(Figure contents as structured data)
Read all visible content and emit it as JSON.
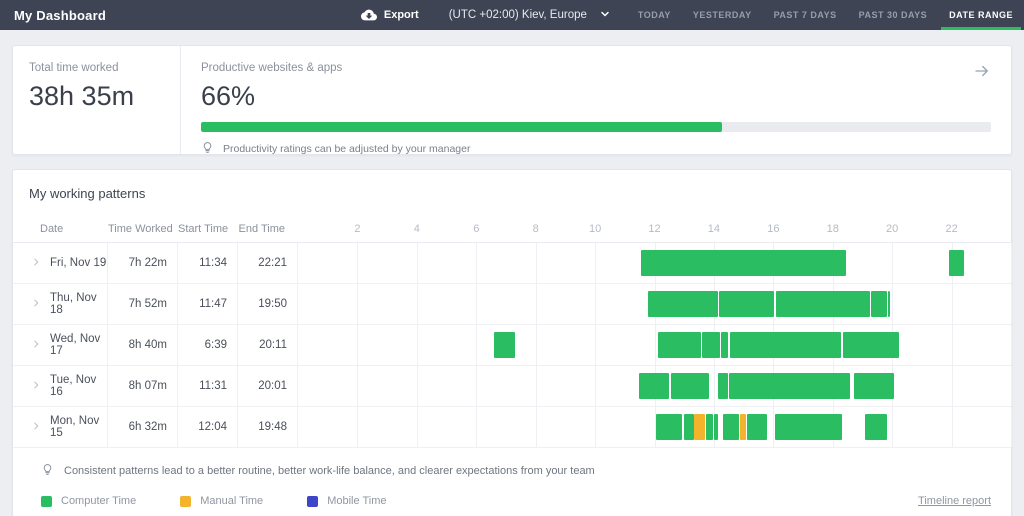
{
  "header": {
    "title": "My Dashboard",
    "export_label": "Export",
    "timezone": "(UTC +02:00) Kiev, Europe",
    "nav": [
      {
        "label": "TODAY",
        "active": false
      },
      {
        "label": "YESTERDAY",
        "active": false
      },
      {
        "label": "PAST 7 DAYS",
        "active": false
      },
      {
        "label": "PAST 30 DAYS",
        "active": false
      },
      {
        "label": "DATE RANGE",
        "active": true
      }
    ]
  },
  "summary": {
    "time_label": "Total time worked",
    "time_value": "38h 35m",
    "productive_label": "Productive websites & apps",
    "productive_value": "66%",
    "productive_percent": 66,
    "note": "Productivity ratings can be adjusted by your manager"
  },
  "patterns": {
    "title": "My working patterns",
    "columns": [
      "Date",
      "Time Worked",
      "Start Time",
      "End Time"
    ],
    "hours": [
      2,
      4,
      6,
      8,
      10,
      12,
      14,
      16,
      18,
      20,
      22
    ],
    "hours_range": [
      0,
      24
    ],
    "rows": [
      {
        "date": "Fri, Nov 19",
        "worked": "7h 22m",
        "start": "11:34",
        "end": "22:21",
        "segments": [
          {
            "start": 11.53,
            "end": 18.46,
            "type": "computer"
          },
          {
            "start": 21.9,
            "end": 22.42,
            "type": "computer"
          }
        ]
      },
      {
        "date": "Thu, Nov 18",
        "worked": "7h 52m",
        "start": "11:47",
        "end": "19:50",
        "segments": [
          {
            "start": 11.78,
            "end": 14.14,
            "type": "computer"
          },
          {
            "start": 14.18,
            "end": 16.01,
            "type": "computer"
          },
          {
            "start": 16.09,
            "end": 19.26,
            "type": "computer"
          },
          {
            "start": 19.29,
            "end": 19.81,
            "type": "computer"
          },
          {
            "start": 19.86,
            "end": 19.92,
            "type": "computer"
          }
        ]
      },
      {
        "date": "Wed, Nov 17",
        "worked": "8h 40m",
        "start": "6:39",
        "end": "20:11",
        "segments": [
          {
            "start": 6.6,
            "end": 7.31,
            "type": "computer"
          },
          {
            "start": 12.12,
            "end": 13.57,
            "type": "computer"
          },
          {
            "start": 13.6,
            "end": 14.2,
            "type": "computer"
          },
          {
            "start": 14.24,
            "end": 14.49,
            "type": "computer"
          },
          {
            "start": 14.54,
            "end": 18.29,
            "type": "computer"
          },
          {
            "start": 18.34,
            "end": 20.23,
            "type": "computer"
          }
        ]
      },
      {
        "date": "Tue, Nov 16",
        "worked": "8h 07m",
        "start": "11:31",
        "end": "20:01",
        "segments": [
          {
            "start": 11.48,
            "end": 12.48,
            "type": "computer"
          },
          {
            "start": 12.54,
            "end": 13.84,
            "type": "computer"
          },
          {
            "start": 14.14,
            "end": 14.46,
            "type": "computer"
          },
          {
            "start": 14.51,
            "end": 18.59,
            "type": "computer"
          },
          {
            "start": 18.72,
            "end": 20.06,
            "type": "computer"
          }
        ]
      },
      {
        "date": "Mon, Nov 15",
        "worked": "6h 32m",
        "start": "12:04",
        "end": "19:48",
        "segments": [
          {
            "start": 12.06,
            "end": 12.94,
            "type": "computer"
          },
          {
            "start": 12.98,
            "end": 13.33,
            "type": "computer"
          },
          {
            "start": 13.34,
            "end": 13.7,
            "type": "manual"
          },
          {
            "start": 13.72,
            "end": 13.98,
            "type": "computer"
          },
          {
            "start": 14.01,
            "end": 14.14,
            "type": "computer"
          },
          {
            "start": 14.31,
            "end": 14.84,
            "type": "computer"
          },
          {
            "start": 14.87,
            "end": 15.09,
            "type": "manual"
          },
          {
            "start": 15.11,
            "end": 15.79,
            "type": "computer"
          },
          {
            "start": 16.07,
            "end": 18.31,
            "type": "computer"
          },
          {
            "start": 19.09,
            "end": 19.81,
            "type": "computer"
          }
        ]
      }
    ],
    "note": "Consistent patterns lead to a better routine, better work-life balance, and clearer expectations from your team",
    "legend": [
      {
        "label": "Computer Time",
        "type": "computer",
        "color": "#2abd62"
      },
      {
        "label": "Manual Time",
        "type": "manual",
        "color": "#f3b32c"
      },
      {
        "label": "Mobile Time",
        "type": "mobile",
        "color": "#3e46c8"
      }
    ],
    "link": "Timeline report"
  },
  "colors": {
    "accent_green": "#2abd62",
    "manual_orange": "#f3b32c",
    "mobile_blue": "#3e46c8",
    "topbar_bg": "#3f4454"
  }
}
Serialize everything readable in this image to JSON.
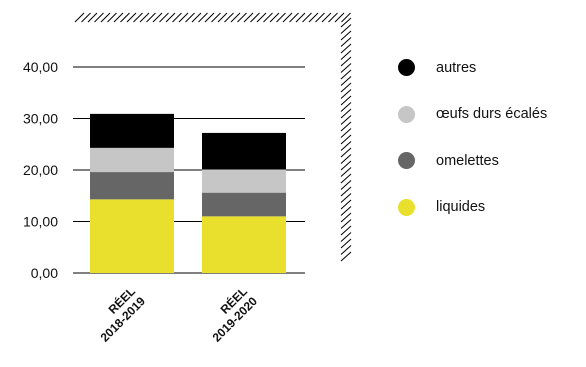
{
  "colors": {
    "autres": "#000000",
    "oeufs": "#c6c6c6",
    "omelettes": "#666666",
    "liquides": "#e8e02d",
    "axis": "#000000",
    "hatch": "#000000"
  },
  "chart_data": {
    "type": "bar",
    "stacked": true,
    "categories": [
      [
        "RÉEL",
        "2018-2019"
      ],
      [
        "RÉEL",
        "2019-2020"
      ]
    ],
    "series": [
      {
        "name": "liquides",
        "values": [
          14.3,
          11.0
        ]
      },
      {
        "name": "omelettes",
        "values": [
          5.3,
          4.6
        ]
      },
      {
        "name": "œufs durs écalés",
        "values": [
          4.7,
          4.5
        ]
      },
      {
        "name": "autres",
        "values": [
          6.6,
          7.1
        ]
      }
    ],
    "ylim": [
      0,
      40
    ],
    "yticks": [
      "0,00",
      "10,00",
      "20,00",
      "30,00",
      "40,00"
    ],
    "grid": true,
    "legend_position": "right",
    "title": "",
    "xlabel": "",
    "ylabel": ""
  },
  "legend": [
    {
      "label": "autres",
      "color": "#000000"
    },
    {
      "label": "œufs durs écalés",
      "color": "#c6c6c6"
    },
    {
      "label": "omelettes",
      "color": "#666666"
    },
    {
      "label": "liquides",
      "color": "#e8e02d"
    }
  ]
}
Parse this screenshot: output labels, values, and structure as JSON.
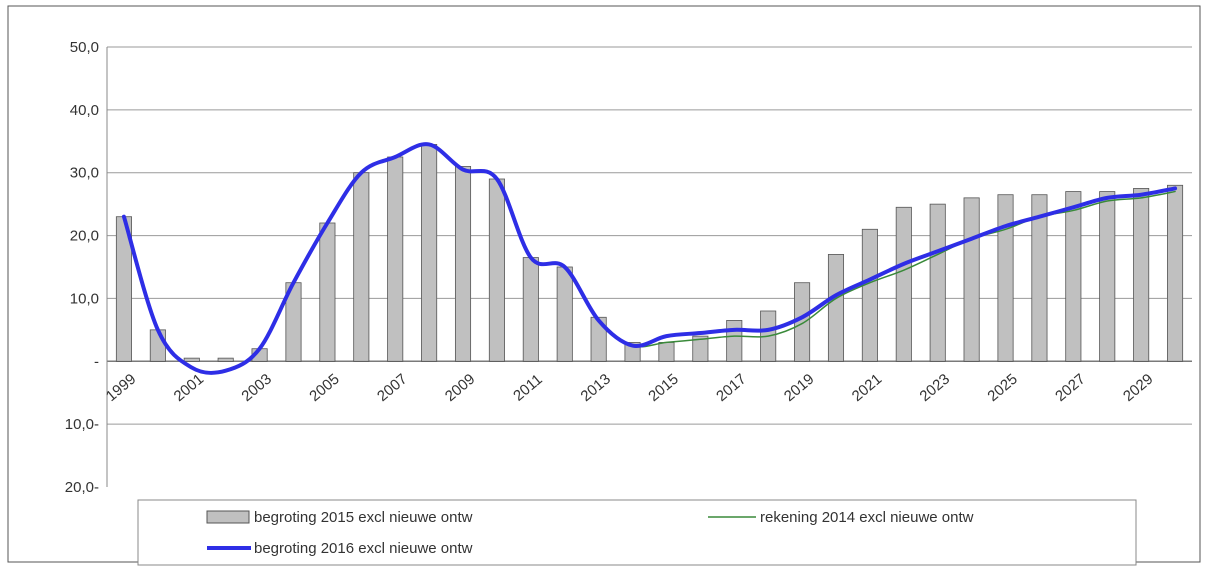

Set exercise.
Show, from the listing above, each line that contains the word "note".

Task output.
    "note": "Productivity ratings can be adjusted by your manager"
    "note": "Consistent patterns lead to a better routine, better work-life balance, and clearer expectations from your team",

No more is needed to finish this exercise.